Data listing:

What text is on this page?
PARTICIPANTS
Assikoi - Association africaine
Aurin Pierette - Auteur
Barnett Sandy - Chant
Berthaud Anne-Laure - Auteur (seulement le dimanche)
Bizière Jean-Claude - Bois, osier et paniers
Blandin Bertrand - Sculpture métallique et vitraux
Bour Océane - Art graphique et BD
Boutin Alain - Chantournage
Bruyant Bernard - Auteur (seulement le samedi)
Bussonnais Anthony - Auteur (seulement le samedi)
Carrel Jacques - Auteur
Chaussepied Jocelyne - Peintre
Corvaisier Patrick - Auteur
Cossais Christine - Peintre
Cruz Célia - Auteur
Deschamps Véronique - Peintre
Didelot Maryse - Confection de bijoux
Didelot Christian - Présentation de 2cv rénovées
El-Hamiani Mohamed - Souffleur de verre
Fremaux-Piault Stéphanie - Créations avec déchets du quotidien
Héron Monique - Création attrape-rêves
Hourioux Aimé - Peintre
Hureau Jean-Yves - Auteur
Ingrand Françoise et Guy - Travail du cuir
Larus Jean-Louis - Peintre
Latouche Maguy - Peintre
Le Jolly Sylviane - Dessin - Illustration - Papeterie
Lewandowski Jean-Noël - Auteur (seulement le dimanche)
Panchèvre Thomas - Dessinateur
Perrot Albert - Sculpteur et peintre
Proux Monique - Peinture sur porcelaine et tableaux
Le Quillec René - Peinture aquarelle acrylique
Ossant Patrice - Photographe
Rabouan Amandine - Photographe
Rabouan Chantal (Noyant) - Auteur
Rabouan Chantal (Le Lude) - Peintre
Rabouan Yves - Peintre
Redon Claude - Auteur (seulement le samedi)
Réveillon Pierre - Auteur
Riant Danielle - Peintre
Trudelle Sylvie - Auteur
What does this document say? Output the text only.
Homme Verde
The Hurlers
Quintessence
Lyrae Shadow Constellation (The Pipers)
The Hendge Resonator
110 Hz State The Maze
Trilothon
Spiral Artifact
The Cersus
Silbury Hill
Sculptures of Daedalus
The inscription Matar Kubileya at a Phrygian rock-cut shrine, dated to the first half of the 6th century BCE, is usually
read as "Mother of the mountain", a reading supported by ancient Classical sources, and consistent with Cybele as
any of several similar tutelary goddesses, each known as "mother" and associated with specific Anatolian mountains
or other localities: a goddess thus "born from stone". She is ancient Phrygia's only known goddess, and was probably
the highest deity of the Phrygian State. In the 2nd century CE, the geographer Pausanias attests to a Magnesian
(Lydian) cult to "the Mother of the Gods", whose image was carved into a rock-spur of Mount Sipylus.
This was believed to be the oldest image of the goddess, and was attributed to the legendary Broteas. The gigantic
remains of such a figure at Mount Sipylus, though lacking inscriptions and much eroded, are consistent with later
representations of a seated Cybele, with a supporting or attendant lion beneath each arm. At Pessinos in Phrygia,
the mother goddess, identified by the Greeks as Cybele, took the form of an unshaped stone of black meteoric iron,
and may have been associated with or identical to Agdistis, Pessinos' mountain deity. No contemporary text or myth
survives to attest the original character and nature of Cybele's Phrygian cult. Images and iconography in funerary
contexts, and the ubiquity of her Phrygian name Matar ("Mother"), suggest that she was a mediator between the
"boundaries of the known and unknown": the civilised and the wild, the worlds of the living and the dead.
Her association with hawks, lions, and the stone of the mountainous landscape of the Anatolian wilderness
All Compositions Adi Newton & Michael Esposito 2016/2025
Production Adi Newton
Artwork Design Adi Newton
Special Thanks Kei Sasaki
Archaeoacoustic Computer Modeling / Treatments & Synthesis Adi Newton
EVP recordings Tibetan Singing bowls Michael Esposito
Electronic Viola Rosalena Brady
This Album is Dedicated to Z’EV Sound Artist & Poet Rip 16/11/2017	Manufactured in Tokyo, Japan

Required work: Copy each record from above exactly, and include every line.

Response:
What text is on this page?
PARTICIPANTS
Assikoi - Association africaine
Aurin Pierette - Auteur
Barnett Sandy - Chant
Berthaud Anne-Laure - Auteur (seulement le dimanche)
Bizière Jean-Claude - Bois, osier et paniers
Blandin Bertrand - Sculpture métallique et vitraux
Bour Océane - Art graphique et BD
Boutin Alain - Chantournage
Bruyant Bernard - Auteur (seulement le samedi)
Bussonnais Anthony - Auteur (seulement le samedi)
Carrel Jacques - Auteur
Chaussepied Jocelyne - Peintre
Corvaisier Patrick - Auteur
Cossais Christine - Peintre
Cruz Célia - Auteur
Deschamps Véronique - Peintre
Didelot Maryse - Confection de bijoux
Didelot Christian - Présentation de 2cv rénovées
El-Hamiani Mohamed - Souffleur de verre
Fremaux-Piault Stéphanie - Créations avec déchets du quotidien
Héron Monique - Création attrape-rêves
Hourioux Aimé - Peintre
Hureau Jean-Yves - Auteur
Ingrand Françoise et Guy - Travail du cuir
Larus Jean-Louis - Peintre
Latouche Maguy - Peintre
Le Jolly Sylviane - Dessin - Illustration - Papeterie
Lewandowski Jean-Noël - Auteur (seulement le dimanche)
Panchèvre Thomas - Dessinateur
Perrot Albert - Sculpteur et peintre
Proux Monique - Peinture sur porcelaine et tableaux
Le Quillec René - Peinture aquarelle acrylique
Ossant Patrice - Photographe
Rabouan Amandine - Photographe
Rabouan Chantal (Noyant) - Auteur
Rabouan Chantal (Le Lude) - Peintre
Rabouan Yves - Peintre
Redon Claude - Auteur (seulement le samedi)
Réveillon Pierre - Auteur
Riant Danielle - Peintre
Trudelle Sylvie - Auteur
What does this document say? Output the text only.
Homme Verde
The Hurlers
Quintessence
Lyrae Shadow Constellation (The Pipers)
The Hendge Resonator
110 Hz State The Maze
Trilothon
Spiral Artifact
The Cersus
Silbury Hill
Sculptures of Daedalus
The inscription Matar Kubileya at a Phrygian rock-cut shrine, dated to the first half of the 6th century BCE, is usually
read as "Mother of the mountain", a reading supported by ancient Classical sources, and consistent with Cybele as
any of several similar tutelary goddesses, each known as "mother" and associated with specific Anatolian mountains
or other localities: a goddess thus "born from stone". She is ancient Phrygia's only known goddess, and was probably
the highest deity of the Phrygian State. In the 2nd century CE, the geographer Pausanias attests to a Magnesian
(Lydian) cult to "the Mother of the Gods", whose image was carved into a rock-spur of Mount Sipylus.
This was believed to be the oldest image of the goddess, and was attributed to the legendary Broteas. The gigantic
remains of such a figure at Mount Sipylus, though lacking inscriptions and much eroded, are consistent with later
representations of a seated Cybele, with a supporting or attendant lion beneath each arm. At Pessinos in Phrygia,
the mother goddess, identified by the Greeks as Cybele, took the form of an unshaped stone of black meteoric iron,
and may have been associated with or identical to Agdistis, Pessinos' mountain deity. No contemporary text or myth
survives to attest the original character and nature of Cybele's Phrygian cult. Images and iconography in funerary
contexts, and the ubiquity of her Phrygian name Matar ("Mother"), suggest that she was a mediator between the
"boundaries of the known and unknown": the civilised and the wild, the worlds of the living and the dead.
Her association with hawks, lions, and the stone of the mountainous landscape of the Anatolian wilderness
All Compositions Adi Newton & Michael Esposito 2016/2025
Production Adi Newton
Artwork Design Adi Newton
Special Thanks Kei Sasaki
Archaeoacoustic Computer Modeling / Treatments & Synthesis Adi Newton
EVP recordings Tibetan Singing bowls Michael Esposito
Electronic Viola Rosalena Brady
This Album is Dedicated to Z’EV Sound Artist & Poet Rip 16/11/2017	Manufactured in Tokyo, Japan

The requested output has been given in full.